Goal: Please render the lines of the entries below as a numbered list, starting at the line containing "267, 734, 281]" and ending at the line containing "560, 137, 576]", with both of those lines included and blank lines omitted.

Material shown:
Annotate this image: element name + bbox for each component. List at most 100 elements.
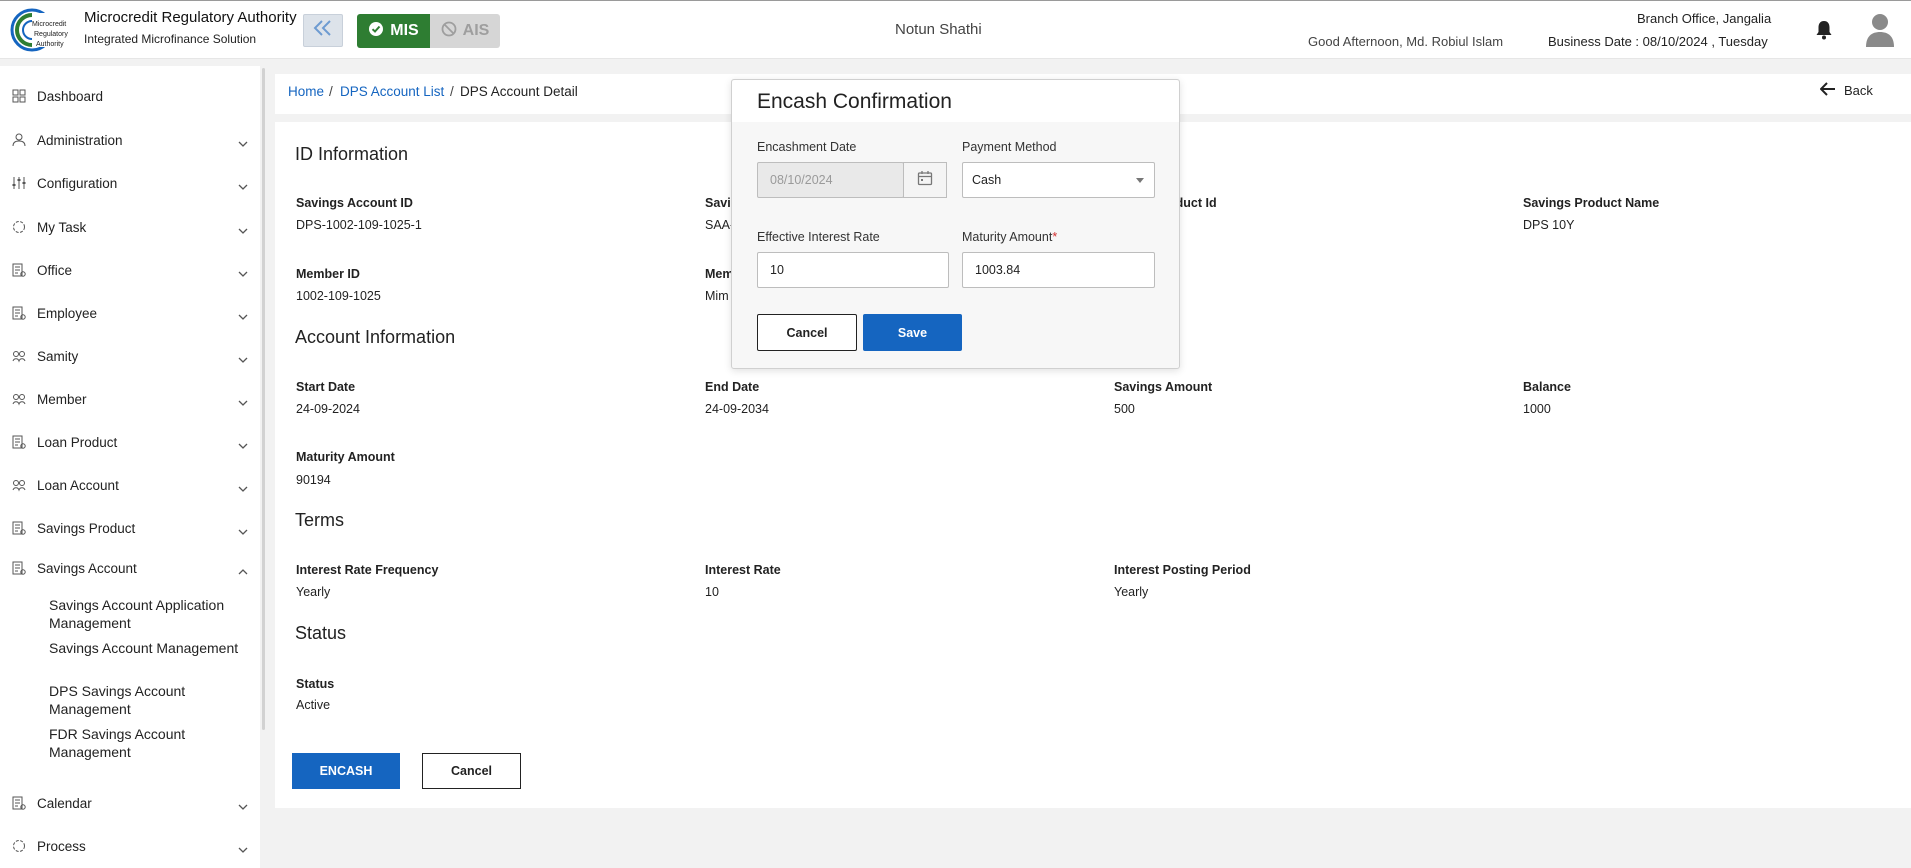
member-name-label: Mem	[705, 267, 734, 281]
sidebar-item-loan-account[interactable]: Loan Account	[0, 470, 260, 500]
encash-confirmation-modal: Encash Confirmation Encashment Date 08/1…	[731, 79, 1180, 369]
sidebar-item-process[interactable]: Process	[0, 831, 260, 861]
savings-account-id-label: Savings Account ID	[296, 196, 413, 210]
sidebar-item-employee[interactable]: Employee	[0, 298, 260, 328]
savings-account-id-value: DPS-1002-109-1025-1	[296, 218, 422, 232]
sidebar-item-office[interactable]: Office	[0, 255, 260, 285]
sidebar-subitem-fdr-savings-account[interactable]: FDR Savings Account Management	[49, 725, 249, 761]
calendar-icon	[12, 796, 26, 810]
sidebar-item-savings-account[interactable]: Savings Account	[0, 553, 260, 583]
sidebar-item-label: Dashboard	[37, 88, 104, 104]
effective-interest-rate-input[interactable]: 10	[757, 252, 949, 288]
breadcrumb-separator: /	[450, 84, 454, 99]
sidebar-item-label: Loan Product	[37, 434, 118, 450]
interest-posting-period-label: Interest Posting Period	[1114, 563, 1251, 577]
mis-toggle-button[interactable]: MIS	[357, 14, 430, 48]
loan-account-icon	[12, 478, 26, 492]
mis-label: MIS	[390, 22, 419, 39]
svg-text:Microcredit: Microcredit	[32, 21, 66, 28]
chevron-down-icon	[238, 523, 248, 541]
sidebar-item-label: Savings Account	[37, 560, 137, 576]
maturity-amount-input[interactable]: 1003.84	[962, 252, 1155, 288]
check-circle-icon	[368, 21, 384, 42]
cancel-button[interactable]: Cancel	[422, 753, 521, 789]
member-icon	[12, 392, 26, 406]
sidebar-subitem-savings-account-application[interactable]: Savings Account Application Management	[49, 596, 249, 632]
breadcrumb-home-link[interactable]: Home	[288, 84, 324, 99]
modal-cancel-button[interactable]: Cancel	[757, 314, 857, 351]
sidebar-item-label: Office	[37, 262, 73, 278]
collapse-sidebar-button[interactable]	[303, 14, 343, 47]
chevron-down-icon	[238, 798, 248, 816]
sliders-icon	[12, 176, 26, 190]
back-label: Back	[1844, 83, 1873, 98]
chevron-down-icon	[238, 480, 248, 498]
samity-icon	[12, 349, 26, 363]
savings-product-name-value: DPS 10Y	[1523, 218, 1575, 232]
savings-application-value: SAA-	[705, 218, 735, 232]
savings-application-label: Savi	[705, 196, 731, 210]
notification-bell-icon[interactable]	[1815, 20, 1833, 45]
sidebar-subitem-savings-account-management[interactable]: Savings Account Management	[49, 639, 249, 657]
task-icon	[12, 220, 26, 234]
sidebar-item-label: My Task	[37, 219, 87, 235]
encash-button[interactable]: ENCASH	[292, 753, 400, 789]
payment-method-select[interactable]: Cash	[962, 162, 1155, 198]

The reply:
1. member-name-label: Mem	[705, 267, 734, 281]
2. sidebar-item-loan-account[interactable]: Loan Account	[0, 470, 260, 500]
3. encash-confirmation-modal: Encash Confirmation Encashment Date 08/1…	[731, 79, 1180, 369]
4. sidebar-item-process[interactable]: Process	[0, 831, 260, 861]
5. savings-account-id-label: Savings Account ID	[296, 196, 413, 210]
6. sidebar-item-employee[interactable]: Employee	[0, 298, 260, 328]
7. savings-account-id-value: DPS-1002-109-1025-1	[296, 218, 422, 232]
8. sidebar-item-office[interactable]: Office	[0, 255, 260, 285]
9. sidebar-subitem-fdr-savings-account[interactable]: FDR Savings Account Management	[49, 725, 249, 761]
10. calendar-icon	[12, 796, 26, 810]
11. sidebar-item-savings-account[interactable]: Savings Account	[0, 553, 260, 583]
12. sidebar-item-label: Dashboard	[37, 88, 104, 104]
13. effective-interest-rate-input[interactable]: 10	[757, 252, 949, 288]
14. breadcrumb-separator: /	[450, 84, 454, 99]
15. sidebar-item-label: Loan Product	[37, 434, 118, 450]
16. interest-posting-period-label: Interest Posting Period	[1114, 563, 1251, 577]
17. mis-toggle-button[interactable]: MIS	[357, 14, 430, 48]
18. loan-account-icon	[12, 478, 26, 492]
19. mis-label: MIS	[390, 22, 419, 39]
20. svg-text:Microcredit: Microcredit	[32, 21, 66, 28]
21. chevron-down-icon	[238, 523, 248, 541]
22. sidebar-item-label: Savings Account	[37, 560, 137, 576]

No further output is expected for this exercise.